Element box annotations:

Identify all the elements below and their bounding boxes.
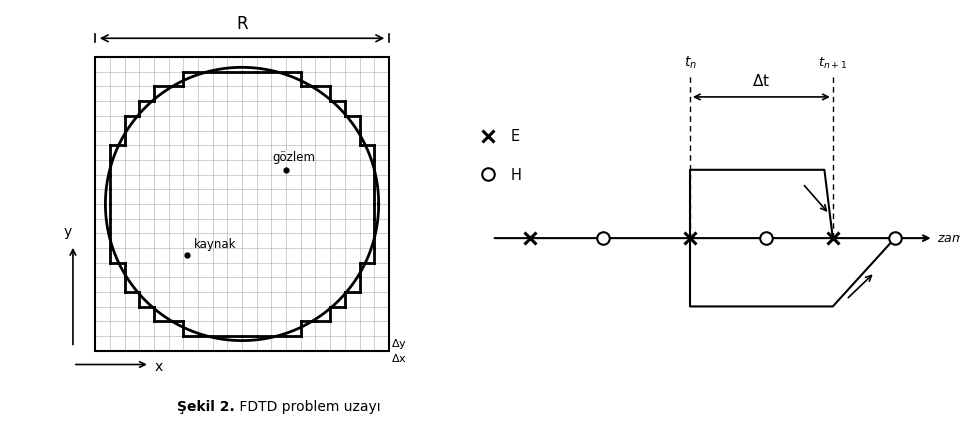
Text: R: R <box>236 15 248 33</box>
Text: y: y <box>63 225 72 239</box>
Text: E: E <box>511 129 519 144</box>
Text: zaman $(t_i$: zaman $(t_i$ <box>937 230 960 247</box>
Text: $t_{n+1}$: $t_{n+1}$ <box>818 55 848 70</box>
Text: $\Delta$t: $\Delta$t <box>753 73 771 89</box>
Text: $\Delta$y: $\Delta$y <box>391 337 406 351</box>
Text: x: x <box>155 360 163 373</box>
Text: $t_n$: $t_n$ <box>684 54 696 70</box>
Text: H: H <box>511 167 521 182</box>
Text: Şekil 2.: Şekil 2. <box>178 399 235 413</box>
Text: FDTD problem uzayı: FDTD problem uzayı <box>235 399 381 413</box>
Bar <box>95 58 389 351</box>
Text: kaynak: kaynak <box>194 238 237 250</box>
Text: $\Delta$x: $\Delta$x <box>391 351 406 363</box>
Text: gözlem: gözlem <box>273 151 316 164</box>
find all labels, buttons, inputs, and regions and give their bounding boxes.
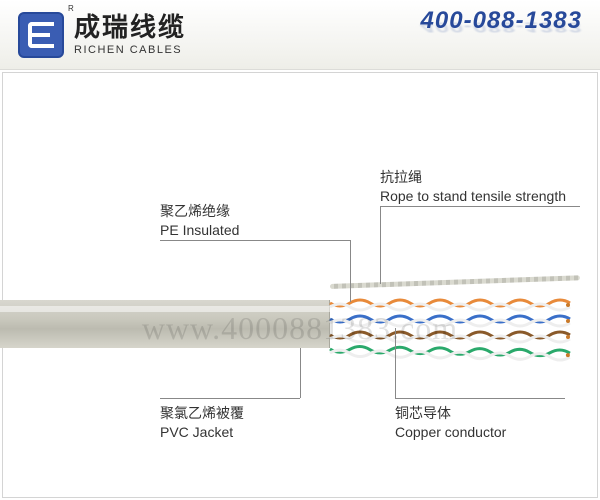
jacket-highlight <box>0 306 330 312</box>
brand-logo <box>18 12 64 58</box>
callout-line-copper-h <box>395 398 565 399</box>
label-rope-en: Rope to stand tensile strength <box>380 187 566 206</box>
label-copper: 铜芯导体 Copper conductor <box>395 404 506 442</box>
callout-line-copper-v <box>395 328 396 398</box>
twist-svg <box>330 301 570 309</box>
brand-name-cn: 成瑞线缆 <box>74 13 186 42</box>
wire-pair-blue <box>330 312 570 320</box>
twist-svg <box>330 333 570 341</box>
brand-text: 成瑞线缆 RICHEN CABLES <box>74 13 186 56</box>
twist-svg <box>330 317 570 325</box>
callout-line-pe-h <box>160 240 350 241</box>
wire-pair-brown <box>330 328 570 336</box>
diagram-frame <box>2 72 598 498</box>
label-pe: 聚乙烯绝缘 PE Insulated <box>160 202 239 240</box>
phone-block: 400-088-1383 400-088-1383 <box>421 7 582 63</box>
wire-pair-orange <box>330 296 570 304</box>
label-pvc-cn: 聚氯乙烯被覆 <box>160 404 244 423</box>
phone-reflection: 400-088-1383 <box>421 18 582 35</box>
label-rope-cn: 抗拉绳 <box>380 168 566 187</box>
label-pvc: 聚氯乙烯被覆 PVC Jacket <box>160 404 244 442</box>
callout-line-pvc-v <box>300 348 301 398</box>
callout-line-pe-v <box>350 240 351 302</box>
brand-name-en: RICHEN CABLES <box>74 44 186 56</box>
logo-e-icon <box>28 22 54 48</box>
label-pe-en: PE Insulated <box>160 221 239 240</box>
label-pe-cn: 聚乙烯绝缘 <box>160 202 239 221</box>
callout-line-pvc-h <box>160 398 300 399</box>
registered-mark: R <box>68 4 74 13</box>
label-pvc-en: PVC Jacket <box>160 423 244 442</box>
label-rope: 抗拉绳 Rope to stand tensile strength <box>380 168 566 206</box>
label-copper-en: Copper conductor <box>395 423 506 442</box>
callout-line-rope-v <box>380 206 381 284</box>
header: R 成瑞线缆 RICHEN CABLES 400-088-1383 400-08… <box>0 0 600 70</box>
callout-line-rope-h <box>380 206 580 207</box>
label-copper-cn: 铜芯导体 <box>395 404 506 423</box>
cable-diagram: 抗拉绳 Rope to stand tensile strength 聚乙烯绝缘… <box>0 70 600 500</box>
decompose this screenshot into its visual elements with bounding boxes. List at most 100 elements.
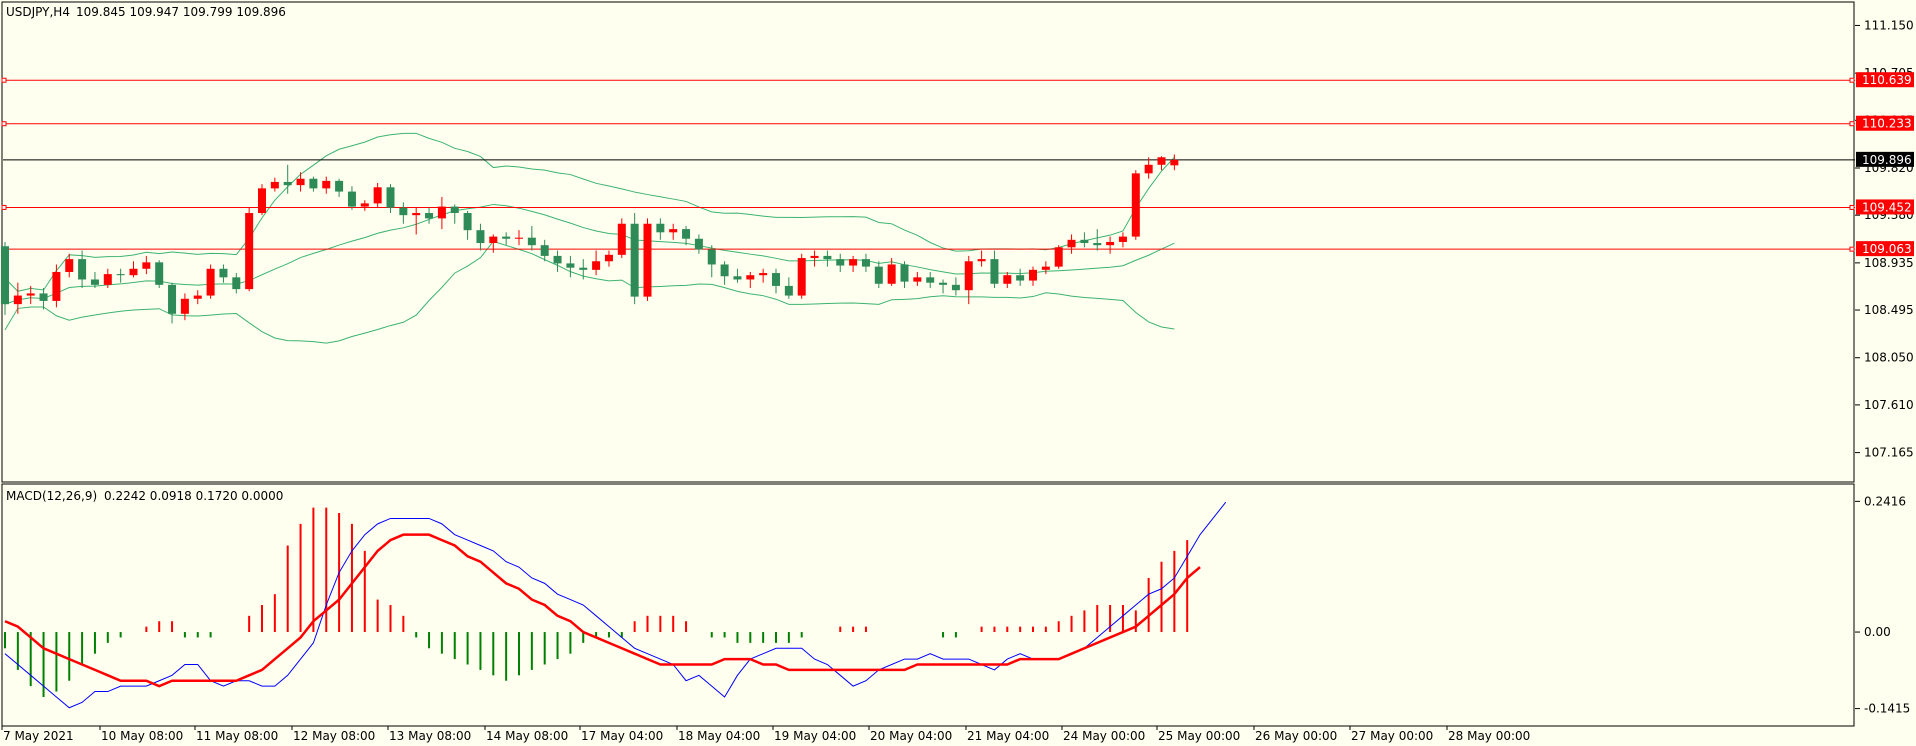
candle-body xyxy=(630,223,639,297)
candle-body xyxy=(373,187,382,204)
candle-body xyxy=(322,180,331,189)
candle-body xyxy=(347,191,356,207)
candlesticks xyxy=(1,154,1179,324)
macd-tick-label: -0.1415 xyxy=(1864,702,1910,716)
time-tick-label: 13 May 08:00 xyxy=(389,729,471,743)
main-pane-border xyxy=(1,1,1855,483)
candle-body xyxy=(1016,275,1025,281)
candle-body xyxy=(592,261,601,270)
candle-body xyxy=(245,213,254,290)
candle-body xyxy=(129,268,138,276)
macd-main-line xyxy=(4,501,1227,709)
candle-body xyxy=(540,245,549,256)
price-tick-label: 108.495 xyxy=(1864,303,1914,317)
candle-body xyxy=(887,264,896,284)
candle-body xyxy=(386,187,395,208)
candle-body xyxy=(746,275,755,280)
bollinger-middle xyxy=(4,203,1175,305)
candle-body xyxy=(270,181,279,189)
time-tick-label: 20 May 04:00 xyxy=(870,729,952,743)
level-handle-left xyxy=(1,77,7,83)
macd-lines xyxy=(4,501,1227,709)
level-price-label: 110.233 xyxy=(1862,117,1912,131)
candle-body xyxy=(1170,159,1179,166)
candle-body xyxy=(335,180,344,192)
horizontal-levels[interactable]: 110.639 110.233 109.452 109.063 109.896 xyxy=(1,72,1914,257)
candle-body xyxy=(926,277,935,283)
time-tick-label: 28 May 00:00 xyxy=(1448,729,1530,743)
candle-body xyxy=(643,223,652,297)
level-handle-right xyxy=(1849,77,1855,83)
time-tick-label: 11 May 08:00 xyxy=(196,729,278,743)
candle-body xyxy=(476,230,485,244)
candle-body xyxy=(579,267,588,270)
candle-body xyxy=(1093,243,1102,246)
candle-body xyxy=(913,277,922,282)
candle-body xyxy=(939,282,948,285)
level-handle-left xyxy=(1,121,7,127)
candle-body xyxy=(26,293,35,296)
level-handle-right xyxy=(1849,204,1855,210)
time-tick-label: 26 May 00:00 xyxy=(1255,729,1337,743)
time-axis: 7 May 2021 10 May 08:00 11 May 08:00 12 May… xyxy=(1,726,1530,743)
candle-body xyxy=(515,237,523,239)
chart-symbol: USDJPY,H4 xyxy=(6,5,70,19)
candle-body xyxy=(425,213,434,219)
candle-body xyxy=(78,259,87,280)
candle-body xyxy=(784,285,793,296)
level-price-label: 109.452 xyxy=(1862,200,1912,214)
candle-body xyxy=(759,273,768,276)
time-tick-label: 25 May 00:00 xyxy=(1158,729,1240,743)
candle-body xyxy=(142,262,151,269)
candle-body xyxy=(733,276,742,280)
macd-pane-border xyxy=(1,483,1855,727)
candle-body xyxy=(836,259,845,266)
candle-body xyxy=(694,238,703,250)
candle-body xyxy=(553,255,562,264)
candle-body xyxy=(669,229,678,233)
candle-body xyxy=(720,264,729,277)
candle-body xyxy=(412,213,421,216)
candle-body xyxy=(849,259,858,266)
current-price-box xyxy=(1856,151,1914,167)
time-tick-label: 21 May 04:00 xyxy=(967,729,1049,743)
candle-body xyxy=(489,236,498,244)
candle-body xyxy=(1067,239,1076,248)
candle-body xyxy=(604,254,613,262)
candle-body xyxy=(682,229,691,239)
time-tick-label: 14 May 08:00 xyxy=(486,729,568,743)
candle-body xyxy=(1080,239,1089,244)
candle-body xyxy=(527,237,536,246)
current-price-label: 109.896 xyxy=(1862,153,1912,167)
time-tick-label: 27 May 00:00 xyxy=(1351,729,1433,743)
candle-body xyxy=(964,261,973,291)
macd-signal-line xyxy=(4,533,1201,688)
time-tick-label: 7 May 2021 xyxy=(3,729,74,743)
level-price-label: 110.639 xyxy=(1862,73,1912,87)
candle-body xyxy=(1054,247,1063,267)
level-handle-right xyxy=(1849,246,1855,252)
time-tick-label: 12 May 08:00 xyxy=(293,729,375,743)
candle-body xyxy=(823,255,832,260)
candle-body xyxy=(1144,164,1153,174)
candle-body xyxy=(180,298,189,314)
level-price-box xyxy=(1856,199,1914,215)
level-handle-left xyxy=(1,204,7,210)
macd-histogram xyxy=(4,507,1189,697)
candle-body xyxy=(797,258,806,296)
candle-body xyxy=(360,203,369,207)
candle-body xyxy=(155,262,164,285)
level-price-box xyxy=(1856,241,1914,257)
bollinger-lower xyxy=(4,240,1175,344)
candle-body xyxy=(1157,157,1166,165)
candle-body xyxy=(450,206,459,214)
candle-body xyxy=(103,274,112,285)
candle-body xyxy=(168,284,177,314)
level-price-label: 109.063 xyxy=(1862,242,1912,256)
candle-body xyxy=(1041,266,1050,270)
candle-body xyxy=(258,188,266,214)
candle-body xyxy=(1003,275,1012,284)
candle-body xyxy=(656,223,665,233)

DIRECTIONS FOR THIS TASK:
Edit the rows from the line containing "Text: R: R <box>236 15 248 33</box>" through the line containing "Text: kaynak: kaynak", replacing "zaman" with "time" and keeping everything else the same. Write out only those lines.

OUTPUT OF THE EXERCISE:
Text: R: R <box>236 15 248 33</box>
Text: y: y <box>63 225 72 239</box>
Text: E: E <box>511 129 519 144</box>
Text: time $(t_i$: time $(t_i$ <box>937 230 960 247</box>
Text: $t_{n+1}$: $t_{n+1}$ <box>818 55 848 70</box>
Text: $\Delta$t: $\Delta$t <box>753 73 771 89</box>
Text: $\Delta$y: $\Delta$y <box>391 337 406 351</box>
Text: x: x <box>155 360 163 373</box>
Text: $t_n$: $t_n$ <box>684 54 696 70</box>
Text: H: H <box>511 167 521 182</box>
Text: Şekil 2.: Şekil 2. <box>178 399 235 413</box>
Text: FDTD problem uzayı: FDTD problem uzayı <box>235 399 381 413</box>
Bar <box>95 58 389 351</box>
Text: kaynak: kaynak <box>194 238 237 250</box>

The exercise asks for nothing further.